(Collected data entries)
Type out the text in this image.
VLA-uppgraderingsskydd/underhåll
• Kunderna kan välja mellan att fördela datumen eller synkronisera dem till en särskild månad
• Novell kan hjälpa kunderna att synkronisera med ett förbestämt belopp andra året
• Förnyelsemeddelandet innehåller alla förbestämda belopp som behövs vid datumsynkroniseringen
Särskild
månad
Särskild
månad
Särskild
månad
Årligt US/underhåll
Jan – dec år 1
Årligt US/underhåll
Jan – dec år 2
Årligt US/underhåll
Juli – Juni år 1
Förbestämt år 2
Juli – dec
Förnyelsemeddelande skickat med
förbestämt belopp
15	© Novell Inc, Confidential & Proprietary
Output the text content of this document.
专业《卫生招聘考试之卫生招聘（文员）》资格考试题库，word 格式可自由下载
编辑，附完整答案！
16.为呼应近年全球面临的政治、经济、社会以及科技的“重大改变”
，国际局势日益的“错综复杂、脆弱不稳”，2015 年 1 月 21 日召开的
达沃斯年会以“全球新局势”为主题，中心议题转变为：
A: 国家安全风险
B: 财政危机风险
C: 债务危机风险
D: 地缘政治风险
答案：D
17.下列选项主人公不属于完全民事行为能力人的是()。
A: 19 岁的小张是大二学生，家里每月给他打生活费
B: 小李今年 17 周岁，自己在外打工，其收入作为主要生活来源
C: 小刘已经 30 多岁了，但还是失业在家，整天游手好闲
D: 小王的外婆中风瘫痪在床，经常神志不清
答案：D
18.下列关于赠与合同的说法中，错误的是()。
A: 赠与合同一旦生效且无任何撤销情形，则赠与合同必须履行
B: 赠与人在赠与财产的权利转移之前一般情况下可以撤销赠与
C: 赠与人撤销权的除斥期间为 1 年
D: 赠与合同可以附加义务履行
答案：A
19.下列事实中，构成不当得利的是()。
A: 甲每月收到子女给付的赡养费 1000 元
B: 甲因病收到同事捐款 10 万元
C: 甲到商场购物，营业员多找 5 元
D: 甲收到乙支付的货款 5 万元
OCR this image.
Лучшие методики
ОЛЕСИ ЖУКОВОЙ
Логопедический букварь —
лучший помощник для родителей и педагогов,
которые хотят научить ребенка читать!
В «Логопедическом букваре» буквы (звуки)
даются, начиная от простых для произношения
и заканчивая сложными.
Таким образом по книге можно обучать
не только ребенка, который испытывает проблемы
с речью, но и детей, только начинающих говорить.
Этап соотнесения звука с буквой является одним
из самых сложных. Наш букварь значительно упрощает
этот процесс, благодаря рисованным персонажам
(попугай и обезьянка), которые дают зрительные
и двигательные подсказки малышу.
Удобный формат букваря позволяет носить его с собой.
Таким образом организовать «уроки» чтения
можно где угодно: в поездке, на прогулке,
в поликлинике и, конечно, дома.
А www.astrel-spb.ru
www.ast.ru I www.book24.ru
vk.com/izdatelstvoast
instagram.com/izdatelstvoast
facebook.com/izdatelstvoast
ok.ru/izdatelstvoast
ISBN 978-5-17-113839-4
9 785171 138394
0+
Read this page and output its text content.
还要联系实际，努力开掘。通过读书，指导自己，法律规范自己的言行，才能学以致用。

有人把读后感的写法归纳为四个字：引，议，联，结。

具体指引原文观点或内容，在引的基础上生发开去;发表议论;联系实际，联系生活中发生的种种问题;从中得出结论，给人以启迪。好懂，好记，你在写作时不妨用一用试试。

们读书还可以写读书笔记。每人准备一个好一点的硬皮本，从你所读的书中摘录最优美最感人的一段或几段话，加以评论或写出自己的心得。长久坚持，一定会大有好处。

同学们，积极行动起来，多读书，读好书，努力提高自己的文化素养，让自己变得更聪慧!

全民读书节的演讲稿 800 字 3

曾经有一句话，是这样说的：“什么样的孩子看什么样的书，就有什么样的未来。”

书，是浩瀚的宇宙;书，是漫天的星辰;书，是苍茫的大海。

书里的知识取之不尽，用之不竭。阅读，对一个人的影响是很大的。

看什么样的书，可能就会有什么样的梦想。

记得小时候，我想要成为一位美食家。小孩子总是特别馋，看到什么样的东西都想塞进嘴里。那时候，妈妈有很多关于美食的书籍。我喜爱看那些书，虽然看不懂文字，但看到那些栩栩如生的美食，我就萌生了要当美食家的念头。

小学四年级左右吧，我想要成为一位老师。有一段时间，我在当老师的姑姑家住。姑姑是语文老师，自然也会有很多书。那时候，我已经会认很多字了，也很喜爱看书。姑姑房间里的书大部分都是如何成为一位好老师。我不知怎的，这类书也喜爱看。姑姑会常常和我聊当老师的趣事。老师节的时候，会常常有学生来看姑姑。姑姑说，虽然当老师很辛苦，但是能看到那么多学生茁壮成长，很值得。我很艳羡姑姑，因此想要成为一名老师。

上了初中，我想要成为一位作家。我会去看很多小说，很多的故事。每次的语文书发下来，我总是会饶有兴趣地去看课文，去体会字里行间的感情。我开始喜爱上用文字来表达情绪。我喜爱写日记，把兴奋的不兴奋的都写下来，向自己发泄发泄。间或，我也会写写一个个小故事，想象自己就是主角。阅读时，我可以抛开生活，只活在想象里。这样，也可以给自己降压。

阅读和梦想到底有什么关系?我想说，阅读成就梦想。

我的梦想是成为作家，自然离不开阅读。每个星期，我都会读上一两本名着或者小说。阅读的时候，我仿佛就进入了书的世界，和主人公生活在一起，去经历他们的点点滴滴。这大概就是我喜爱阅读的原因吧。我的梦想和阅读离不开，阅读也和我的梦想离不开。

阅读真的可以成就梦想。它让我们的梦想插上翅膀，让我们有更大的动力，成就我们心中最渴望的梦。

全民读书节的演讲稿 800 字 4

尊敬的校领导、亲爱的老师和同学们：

• **STATED TASK**
Compute the number of lines above that contain the string "belopp". Reply with that value only.

• **COMPLETED EXERCISE**
3